§ Work to do: Pictures appear in the records below; write out everything else exactly.

▶

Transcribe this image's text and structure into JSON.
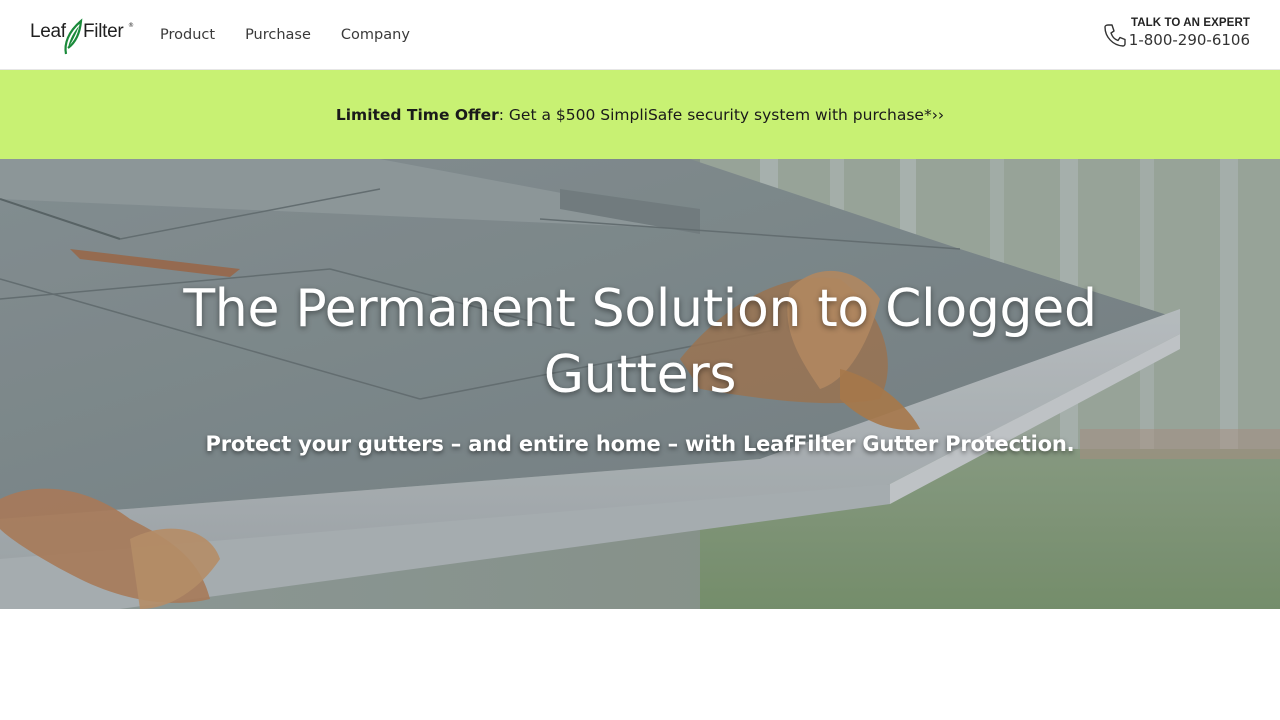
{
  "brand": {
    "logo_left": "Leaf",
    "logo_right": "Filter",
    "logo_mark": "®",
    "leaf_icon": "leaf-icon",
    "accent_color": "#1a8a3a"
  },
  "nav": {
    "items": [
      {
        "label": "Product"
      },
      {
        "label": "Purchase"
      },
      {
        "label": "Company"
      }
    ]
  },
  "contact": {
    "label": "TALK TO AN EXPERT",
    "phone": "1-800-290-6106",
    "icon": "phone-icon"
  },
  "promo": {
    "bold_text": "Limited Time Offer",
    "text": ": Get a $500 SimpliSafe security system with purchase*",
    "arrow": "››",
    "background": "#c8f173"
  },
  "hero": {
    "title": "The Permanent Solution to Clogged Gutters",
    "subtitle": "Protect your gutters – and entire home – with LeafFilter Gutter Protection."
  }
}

◀

§ Problem solution:
Transcribe this image's text and structure into JSON.
{
  "brand": {
    "logo_left": "Leaf",
    "logo_right": "Filter",
    "logo_mark": "®",
    "leaf_icon": "leaf-icon",
    "accent_color": "#1a8a3a"
  },
  "nav": {
    "items": [
      {
        "label": "Product"
      },
      {
        "label": "Purchase"
      },
      {
        "label": "Company"
      }
    ]
  },
  "contact": {
    "label": "TALK TO AN EXPERT",
    "phone": "1-800-290-6106",
    "icon": "phone-icon"
  },
  "promo": {
    "bold_text": "Limited Time Offer",
    "text": ": Get a $500 SimpliSafe security system with purchase*",
    "arrow": "››",
    "background": "#c8f173"
  },
  "hero": {
    "title": "The Permanent Solution to Clogged Gutters",
    "subtitle": "Protect your gutters – and entire home – with LeafFilter Gutter Protection."
  }
}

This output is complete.